• Texto propuesto
▶

En realidad, tampoco se esfumó. Con, digamos, 180.000 pesetas en
el bolsillo, cualquiera es recibido como el rey del mambo en casa del camello
habitual. Allí pasó sus últimas horas, en compañía
de quienes prefieren no hablar o se han esfumado para evitar preguntas
policiales (parece que intentaron reanimarle antes de abandonarle en la
calle). Cuentan que los allegados le habían estado buscando, que
incluso intentaron penetrar en el piso maldito, pero no pudieron franquear
la puerta; tal vez Enrique escuchó la bronca, tal vez no quiso o
no pudo hablar con sus seres queridos.
Al día siguiente, doloridos músicos de su generación
recordaban a Enrique en voz baja. En los primeros tiempos de lo que luego
se llamaría la movida, el pérfido clan de Los Pegamoides
tenía una división del movimiento para uso interno: "Estamos
los que nos teñimos el pelo y los que nunca lo harían". Implícitamente,
la clasificación sugería que los teñidos eran más
audaces y cosmopolitas, más predispuestos a experimentar en sexo
y drogas. "Pero eso nunca estuvo muy claro: ya en 1981, muchos de los grupos
de pop, los que iban de niños buenos con corbata delgada, ya andaban
metidos de cabeza en la heroína". A continuación, el juego
macabro de contabilizar los caídos de ambos campos. Y una conclusión
desoladora: las muertes por sida o por sobredosis han sido tan frecuentes
entre los popies como entre los ultramodernos.

◀

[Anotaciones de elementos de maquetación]

▶

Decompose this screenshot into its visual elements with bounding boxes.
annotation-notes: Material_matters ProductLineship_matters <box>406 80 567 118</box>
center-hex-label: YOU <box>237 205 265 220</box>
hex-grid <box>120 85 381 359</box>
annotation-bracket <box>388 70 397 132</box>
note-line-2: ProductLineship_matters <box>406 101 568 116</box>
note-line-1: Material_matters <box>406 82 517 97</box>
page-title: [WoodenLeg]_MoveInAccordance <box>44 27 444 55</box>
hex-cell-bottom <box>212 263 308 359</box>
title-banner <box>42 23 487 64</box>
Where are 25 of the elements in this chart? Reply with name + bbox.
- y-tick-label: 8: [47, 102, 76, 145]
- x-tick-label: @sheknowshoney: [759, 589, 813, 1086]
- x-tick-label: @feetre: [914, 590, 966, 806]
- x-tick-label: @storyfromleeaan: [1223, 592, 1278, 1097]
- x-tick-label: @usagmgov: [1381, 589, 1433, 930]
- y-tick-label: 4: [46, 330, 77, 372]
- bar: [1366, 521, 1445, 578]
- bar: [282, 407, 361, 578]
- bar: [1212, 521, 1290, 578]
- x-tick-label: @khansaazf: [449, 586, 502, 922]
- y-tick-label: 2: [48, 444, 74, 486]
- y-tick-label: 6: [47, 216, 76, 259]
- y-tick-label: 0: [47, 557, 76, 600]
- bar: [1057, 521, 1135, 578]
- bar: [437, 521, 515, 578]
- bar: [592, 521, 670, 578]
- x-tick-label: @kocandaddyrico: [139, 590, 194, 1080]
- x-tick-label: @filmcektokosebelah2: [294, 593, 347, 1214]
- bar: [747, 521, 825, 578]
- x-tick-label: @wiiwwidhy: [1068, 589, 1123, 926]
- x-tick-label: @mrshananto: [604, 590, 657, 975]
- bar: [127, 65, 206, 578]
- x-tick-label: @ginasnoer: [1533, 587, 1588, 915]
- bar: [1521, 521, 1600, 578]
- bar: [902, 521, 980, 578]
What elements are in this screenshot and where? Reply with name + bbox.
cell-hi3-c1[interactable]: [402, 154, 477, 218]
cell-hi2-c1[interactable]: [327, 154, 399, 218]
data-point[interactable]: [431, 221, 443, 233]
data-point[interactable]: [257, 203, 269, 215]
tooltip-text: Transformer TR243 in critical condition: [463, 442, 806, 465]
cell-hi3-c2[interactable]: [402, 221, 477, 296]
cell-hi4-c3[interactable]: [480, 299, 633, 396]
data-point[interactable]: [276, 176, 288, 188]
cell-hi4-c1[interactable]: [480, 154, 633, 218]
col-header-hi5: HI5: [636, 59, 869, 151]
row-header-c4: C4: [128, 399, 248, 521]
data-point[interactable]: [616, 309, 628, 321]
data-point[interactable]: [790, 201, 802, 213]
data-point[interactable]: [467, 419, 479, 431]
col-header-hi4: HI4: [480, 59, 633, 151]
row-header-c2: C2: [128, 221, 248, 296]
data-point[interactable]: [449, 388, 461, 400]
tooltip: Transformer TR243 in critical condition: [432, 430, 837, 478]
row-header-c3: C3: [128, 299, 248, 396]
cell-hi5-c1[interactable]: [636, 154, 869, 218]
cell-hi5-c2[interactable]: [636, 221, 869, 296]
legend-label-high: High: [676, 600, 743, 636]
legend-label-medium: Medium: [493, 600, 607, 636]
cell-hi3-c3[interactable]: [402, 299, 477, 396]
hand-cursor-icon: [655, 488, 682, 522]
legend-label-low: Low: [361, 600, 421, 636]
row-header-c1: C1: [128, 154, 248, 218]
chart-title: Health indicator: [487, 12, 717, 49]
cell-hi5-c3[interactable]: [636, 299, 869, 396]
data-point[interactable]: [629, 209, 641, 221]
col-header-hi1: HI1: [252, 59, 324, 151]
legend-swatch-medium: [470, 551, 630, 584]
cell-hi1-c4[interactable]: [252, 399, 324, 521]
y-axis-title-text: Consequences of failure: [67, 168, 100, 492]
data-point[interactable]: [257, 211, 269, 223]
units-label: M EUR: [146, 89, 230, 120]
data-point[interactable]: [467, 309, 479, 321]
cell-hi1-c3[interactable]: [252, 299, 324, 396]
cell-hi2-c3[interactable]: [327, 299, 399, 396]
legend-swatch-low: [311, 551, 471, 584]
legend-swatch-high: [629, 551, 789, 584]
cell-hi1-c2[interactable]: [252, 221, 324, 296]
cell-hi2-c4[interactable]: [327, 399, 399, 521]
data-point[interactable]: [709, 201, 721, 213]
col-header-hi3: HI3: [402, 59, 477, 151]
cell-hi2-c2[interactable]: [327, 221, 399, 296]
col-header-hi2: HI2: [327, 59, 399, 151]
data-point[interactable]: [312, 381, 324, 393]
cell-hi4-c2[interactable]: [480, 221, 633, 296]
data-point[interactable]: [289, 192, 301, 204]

◀

• Instrucciones
A. Según el fragmento, ¿en qué año muchos grupos de pop ya andaban metidos de cabeza en la heroína?
B. Transcribe todo el pasaje del fragmento que va desde "Al día siguiente, doloridos" hasta "entre los ultramodernos.", ambos incluidos.
Los registros no intervienen en este ejercicio.

• Respuestas dadas
A. En 1981.

B.
Al día siguiente, doloridos músicos de su generación
recordaban a Enrique en voz baja. En los primeros tiempos de lo que luego
se llamaría la movida, el pérfido clan de Los Pegamoides
tenía una división del movimiento para uso interno: "Estamos
los que nos teñimos el pelo y los que nunca lo harían". Implícitamente,
la clasificación sugería que los teñidos eran más
audaces y cosmopolitas, más predispuestos a experimentar en sexo
y drogas. "Pero eso nunca estuvo muy claro: ya en 1981, muchos de los grupos
de pop, los que iban de niños buenos con corbata delgada, ya andaban
metidos de cabeza en la heroína". A continuación, el juego
macabro de contabilizar los caídos de ambos campos. Y una conclusión
desoladora: las muertes por sida o por sobredosis han sido tan frecuentes
entre los popies como entre los ultramodernos.